Exercise directions :: Filter the listing below, copying every line in which the word "name" appears.

(Data extracted from a collection)
* * * *

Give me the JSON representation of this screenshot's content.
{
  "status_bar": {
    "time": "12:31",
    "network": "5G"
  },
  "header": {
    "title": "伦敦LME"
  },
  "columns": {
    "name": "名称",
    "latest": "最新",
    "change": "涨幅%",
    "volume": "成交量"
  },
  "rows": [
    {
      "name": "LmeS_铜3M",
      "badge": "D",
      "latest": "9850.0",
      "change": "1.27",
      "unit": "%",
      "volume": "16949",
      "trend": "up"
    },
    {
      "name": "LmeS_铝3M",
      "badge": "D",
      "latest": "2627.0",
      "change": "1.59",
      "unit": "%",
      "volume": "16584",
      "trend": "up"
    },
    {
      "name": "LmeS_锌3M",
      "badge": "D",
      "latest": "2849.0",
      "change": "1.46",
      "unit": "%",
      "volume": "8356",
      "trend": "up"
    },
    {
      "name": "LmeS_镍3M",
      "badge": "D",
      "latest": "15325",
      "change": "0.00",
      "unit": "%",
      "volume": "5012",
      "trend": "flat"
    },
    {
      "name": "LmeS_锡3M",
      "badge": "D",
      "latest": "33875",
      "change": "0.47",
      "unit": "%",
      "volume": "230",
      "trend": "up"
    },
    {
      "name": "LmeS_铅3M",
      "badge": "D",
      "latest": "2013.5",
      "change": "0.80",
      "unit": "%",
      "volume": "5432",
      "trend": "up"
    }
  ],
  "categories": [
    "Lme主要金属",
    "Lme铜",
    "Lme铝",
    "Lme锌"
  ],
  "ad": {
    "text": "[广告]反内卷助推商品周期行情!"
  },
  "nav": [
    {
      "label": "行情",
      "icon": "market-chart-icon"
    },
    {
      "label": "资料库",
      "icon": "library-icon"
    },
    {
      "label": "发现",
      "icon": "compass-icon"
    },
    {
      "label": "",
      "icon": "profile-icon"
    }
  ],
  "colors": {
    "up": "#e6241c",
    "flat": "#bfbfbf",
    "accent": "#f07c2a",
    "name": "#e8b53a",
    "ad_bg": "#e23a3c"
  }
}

* * * *

Response to this task ::
    "name": "名称",
      "name": "LmeS_铜3M",
      "name": "LmeS_铝3M",
      "name": "LmeS_锌3M",
      "name": "LmeS_镍3M",
      "name": "LmeS_锡3M",
      "name": "LmeS_铅3M",
    "name": "#e8b53a",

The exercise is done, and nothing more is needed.